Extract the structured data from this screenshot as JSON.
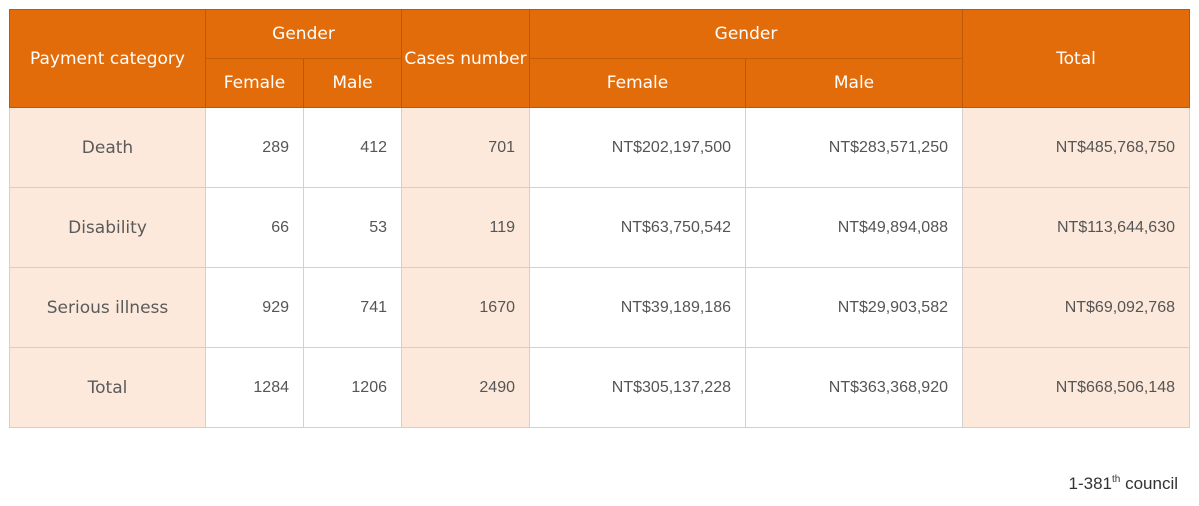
{
  "table": {
    "headers": {
      "payment_category": "Payment category",
      "gender_group_1": "Gender",
      "female_1": "Female",
      "male_1": "Male",
      "cases_number": "Cases number",
      "gender_group_2": "Gender",
      "female_2": "Female",
      "male_2": "Male",
      "total": "Total"
    },
    "rows": [
      {
        "category": "Death",
        "female_cases": "289",
        "male_cases": "412",
        "cases_number": "701",
        "female_amount": "NT$202,197,500",
        "male_amount": "NT$283,571,250",
        "total_amount": "NT$485,768,750"
      },
      {
        "category": "Disability",
        "female_cases": "66",
        "male_cases": "53",
        "cases_number": "119",
        "female_amount": "NT$63,750,542",
        "male_amount": "NT$49,894,088",
        "total_amount": "NT$113,644,630"
      },
      {
        "category": "Serious illness",
        "female_cases": "929",
        "male_cases": "741",
        "cases_number": "1670",
        "female_amount": "NT$39,189,186",
        "male_amount": "NT$29,903,582",
        "total_amount": "NT$69,092,768"
      },
      {
        "category": "Total",
        "female_cases": "1284",
        "male_cases": "1206",
        "cases_number": "2490",
        "female_amount": "NT$305,137,228",
        "male_amount": "NT$363,368,920",
        "total_amount": "NT$668,506,148"
      }
    ]
  },
  "footnote": {
    "prefix": "1-381",
    "superscript": "th",
    "suffix": " council"
  },
  "colors": {
    "header_bg": "#e36c0a",
    "header_text": "#ffffff",
    "shaded_cell": "#fce9db",
    "border": "#d0d0d0"
  }
}
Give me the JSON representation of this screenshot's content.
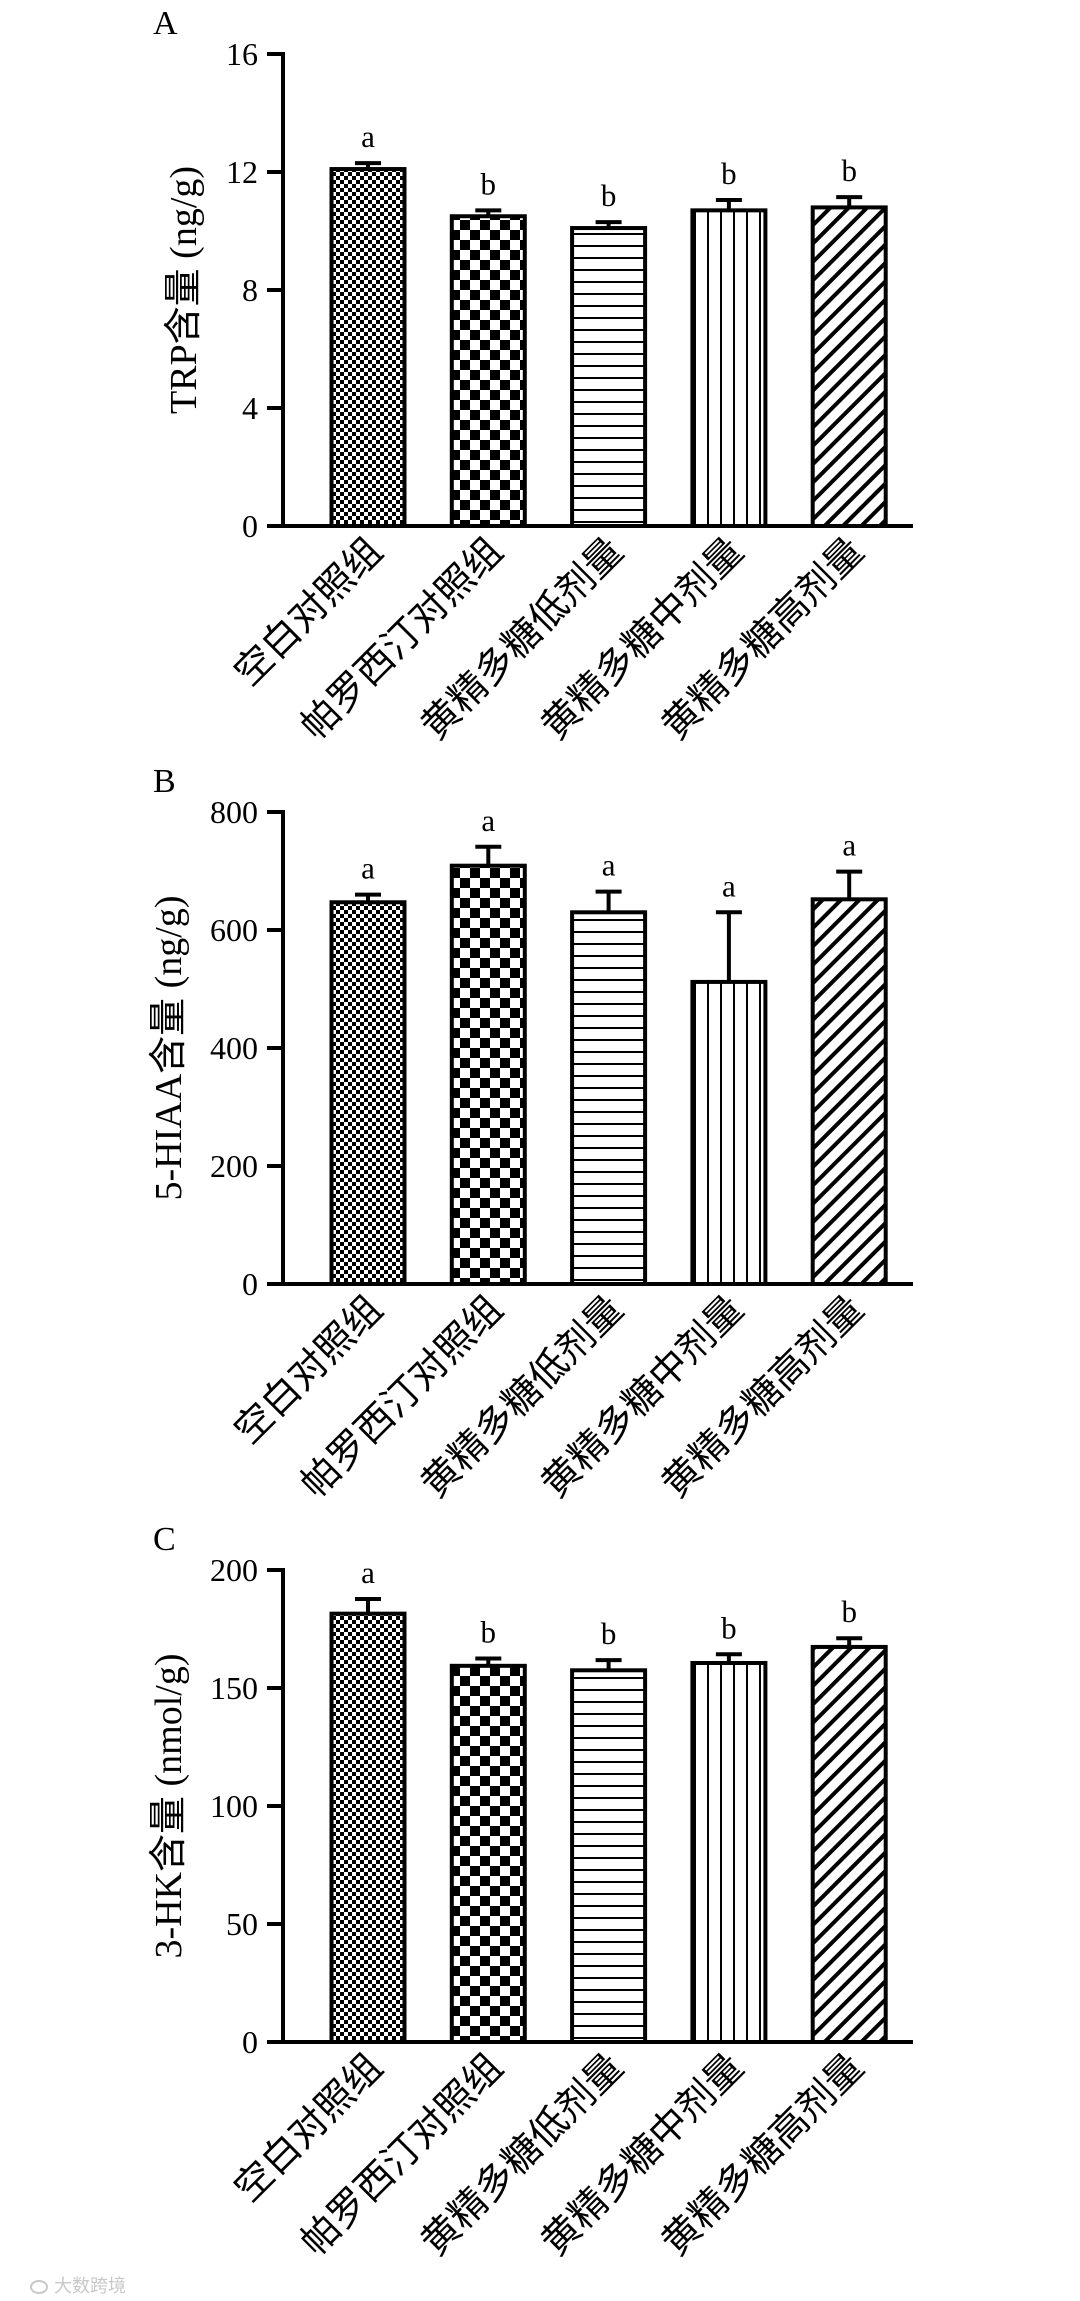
{
  "figure": {
    "watermark": "大数跨境"
  },
  "colors": {
    "ink": "#000000",
    "background": "#ffffff",
    "watermark": "#c8c8c8"
  },
  "chart_data": [
    {
      "panel": "A",
      "type": "bar",
      "ylabel": "TRP含量 (ng/g)",
      "ylim": [
        0,
        16
      ],
      "yticks": [
        0,
        4,
        8,
        12,
        16
      ],
      "grid": false,
      "categories": [
        "空白对照组",
        "帕罗西汀对照组",
        "黄精多糖低剂量",
        "黄精多糖中剂量",
        "黄精多糖高剂量"
      ],
      "values": [
        12.1,
        10.5,
        10.1,
        10.7,
        10.8
      ],
      "errors": [
        0.2,
        0.2,
        0.2,
        0.35,
        0.35
      ],
      "significance": [
        "a",
        "b",
        "b",
        "b",
        "b"
      ],
      "bar_patterns": [
        "fine-checker",
        "checker",
        "horizontal-lines",
        "vertical-lines",
        "diagonal-lines"
      ]
    },
    {
      "panel": "B",
      "type": "bar",
      "ylabel": "5-HIAA含量 (ng/g)",
      "ylim": [
        0,
        800
      ],
      "yticks": [
        0,
        200,
        400,
        600,
        800
      ],
      "grid": false,
      "categories": [
        "空白对照组",
        "帕罗西汀对照组",
        "黄精多糖低剂量",
        "黄精多糖中剂量",
        "黄精多糖高剂量"
      ],
      "values": [
        647,
        709,
        630,
        512,
        652
      ],
      "errors": [
        13,
        32,
        35,
        118,
        47
      ],
      "significance": [
        "a",
        "a",
        "a",
        "a",
        "a"
      ],
      "bar_patterns": [
        "fine-checker",
        "checker",
        "horizontal-lines",
        "vertical-lines",
        "diagonal-lines"
      ]
    },
    {
      "panel": "C",
      "type": "bar",
      "ylabel": "3-HK含量 (nmol/g)",
      "ylim": [
        0,
        200
      ],
      "yticks": [
        0,
        50,
        100,
        150,
        200
      ],
      "grid": false,
      "categories": [
        "空白对照组",
        "帕罗西汀对照组",
        "黄精多糖低剂量",
        "黄精多糖中剂量",
        "黄精多糖高剂量"
      ],
      "values": [
        181.5,
        159.4,
        157.5,
        160.6,
        167.4
      ],
      "errors": [
        6.2,
        3.1,
        4.3,
        3.7,
        3.7
      ],
      "significance": [
        "a",
        "b",
        "b",
        "b",
        "b"
      ],
      "bar_patterns": [
        "fine-checker",
        "checker",
        "horizontal-lines",
        "vertical-lines",
        "diagonal-lines"
      ]
    }
  ]
}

______________________________

### WHAT THE EXERCISE ASKS
Look for the word "screenshot" in every line of the listing and copy the lines that have it.

### RESPONSE BELOW
Extract the structured data from this screenshot as JSON.
Give me the JSON representation of this screenshot's content.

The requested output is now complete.